- **EXCERPTED RECORDS**
━━━━━━━━━━━━━━━━━━━━━━━━━━━━━━

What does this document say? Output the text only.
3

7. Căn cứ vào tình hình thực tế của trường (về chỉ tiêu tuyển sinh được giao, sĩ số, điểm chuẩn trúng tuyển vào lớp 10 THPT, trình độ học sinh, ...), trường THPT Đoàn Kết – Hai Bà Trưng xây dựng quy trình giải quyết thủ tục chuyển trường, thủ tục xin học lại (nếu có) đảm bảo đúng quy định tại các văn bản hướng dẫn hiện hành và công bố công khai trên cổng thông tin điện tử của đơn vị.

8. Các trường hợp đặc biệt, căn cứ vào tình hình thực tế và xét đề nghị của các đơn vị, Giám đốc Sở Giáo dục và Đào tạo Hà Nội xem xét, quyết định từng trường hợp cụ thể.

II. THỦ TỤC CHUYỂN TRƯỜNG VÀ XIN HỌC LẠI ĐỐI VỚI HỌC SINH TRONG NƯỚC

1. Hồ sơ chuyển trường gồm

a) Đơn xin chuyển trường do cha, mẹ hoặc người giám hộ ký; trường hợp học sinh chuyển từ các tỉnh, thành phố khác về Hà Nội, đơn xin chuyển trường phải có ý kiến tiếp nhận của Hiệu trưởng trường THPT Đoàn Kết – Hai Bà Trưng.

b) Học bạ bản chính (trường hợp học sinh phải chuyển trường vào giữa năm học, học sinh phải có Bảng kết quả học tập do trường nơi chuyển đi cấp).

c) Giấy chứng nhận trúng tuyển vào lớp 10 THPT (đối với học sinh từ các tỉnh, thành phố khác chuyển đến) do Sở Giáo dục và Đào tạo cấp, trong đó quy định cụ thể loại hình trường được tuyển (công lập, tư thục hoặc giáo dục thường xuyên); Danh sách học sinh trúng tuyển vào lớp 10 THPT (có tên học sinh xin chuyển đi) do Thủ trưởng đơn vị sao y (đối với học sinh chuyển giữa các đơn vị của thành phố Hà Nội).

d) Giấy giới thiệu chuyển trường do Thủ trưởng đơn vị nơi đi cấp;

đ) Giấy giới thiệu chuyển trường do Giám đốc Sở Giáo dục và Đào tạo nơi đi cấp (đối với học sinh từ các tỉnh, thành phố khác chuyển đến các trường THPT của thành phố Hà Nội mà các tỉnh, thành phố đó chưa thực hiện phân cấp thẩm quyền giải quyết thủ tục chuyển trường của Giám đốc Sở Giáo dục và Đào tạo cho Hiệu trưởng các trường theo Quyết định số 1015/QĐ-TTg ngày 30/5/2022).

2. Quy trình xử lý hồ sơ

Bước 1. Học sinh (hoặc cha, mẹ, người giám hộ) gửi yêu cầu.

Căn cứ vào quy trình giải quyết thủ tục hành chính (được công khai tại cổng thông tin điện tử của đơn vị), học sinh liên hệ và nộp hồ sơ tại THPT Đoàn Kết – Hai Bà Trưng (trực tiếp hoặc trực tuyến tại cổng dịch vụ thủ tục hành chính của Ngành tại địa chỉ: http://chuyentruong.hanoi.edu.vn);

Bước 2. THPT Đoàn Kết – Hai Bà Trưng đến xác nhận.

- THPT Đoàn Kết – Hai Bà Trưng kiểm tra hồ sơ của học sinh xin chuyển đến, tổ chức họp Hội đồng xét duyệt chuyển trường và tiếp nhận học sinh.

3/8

━━━━━━━━━━━━━━━━━━━━━━━━━━━━━━

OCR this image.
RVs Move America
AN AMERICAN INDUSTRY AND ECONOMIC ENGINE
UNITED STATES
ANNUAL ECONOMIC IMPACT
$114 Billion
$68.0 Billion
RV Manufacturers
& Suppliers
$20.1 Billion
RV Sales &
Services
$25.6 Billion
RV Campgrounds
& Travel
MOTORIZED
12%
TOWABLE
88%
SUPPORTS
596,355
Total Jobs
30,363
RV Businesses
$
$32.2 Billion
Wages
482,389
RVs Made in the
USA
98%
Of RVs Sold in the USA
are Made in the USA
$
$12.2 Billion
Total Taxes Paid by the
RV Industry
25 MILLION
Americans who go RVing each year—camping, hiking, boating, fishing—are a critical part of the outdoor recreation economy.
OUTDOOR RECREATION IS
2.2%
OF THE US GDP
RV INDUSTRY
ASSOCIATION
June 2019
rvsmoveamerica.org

━━━━━━━━━━━━━━━━━━━━━━━━━━━━━━

- **WHAT TO DO**
Looking at the data above, show all lines where the word "thực" occurs.

- **REPLY TO THE TASK**
7. Căn cứ vào tình hình thực tế của trường (về chỉ tiêu tuyển sinh được giao, sĩ số, điểm chuẩn trúng tuyển vào lớp 10 THPT, trình độ học sinh, ...), trường THPT Đoàn Kết – Hai Bà Trưng xây dựng quy trình giải quyết thủ tục chuyển trường, thủ tục xin học lại (nếu có) đảm bảo đúng quy định tại các văn bản hướng dẫn hiện hành và công bố công khai trên cổng thông tin điện tử của đơn vị.
8. Các trường hợp đặc biệt, căn cứ vào tình hình thực tế và xét đề nghị của các đơn vị, Giám đốc Sở Giáo dục và Đào tạo Hà Nội xem xét, quyết định từng trường hợp cụ thể.
đ) Giấy giới thiệu chuyển trường do Giám đốc Sở Giáo dục và Đào tạo nơi đi cấp (đối với học sinh từ các tỉnh, thành phố khác chuyển đến các trường THPT của thành phố Hà Nội mà các tỉnh, thành phố đó chưa thực hiện phân cấp thẩm quyền giải quyết thủ tục chuyển trường của Giám đốc Sở Giáo dục và Đào tạo cho Hiệu trưởng các trường theo Quyết định số 1015/QĐ-TTg ngày 30/5/2022).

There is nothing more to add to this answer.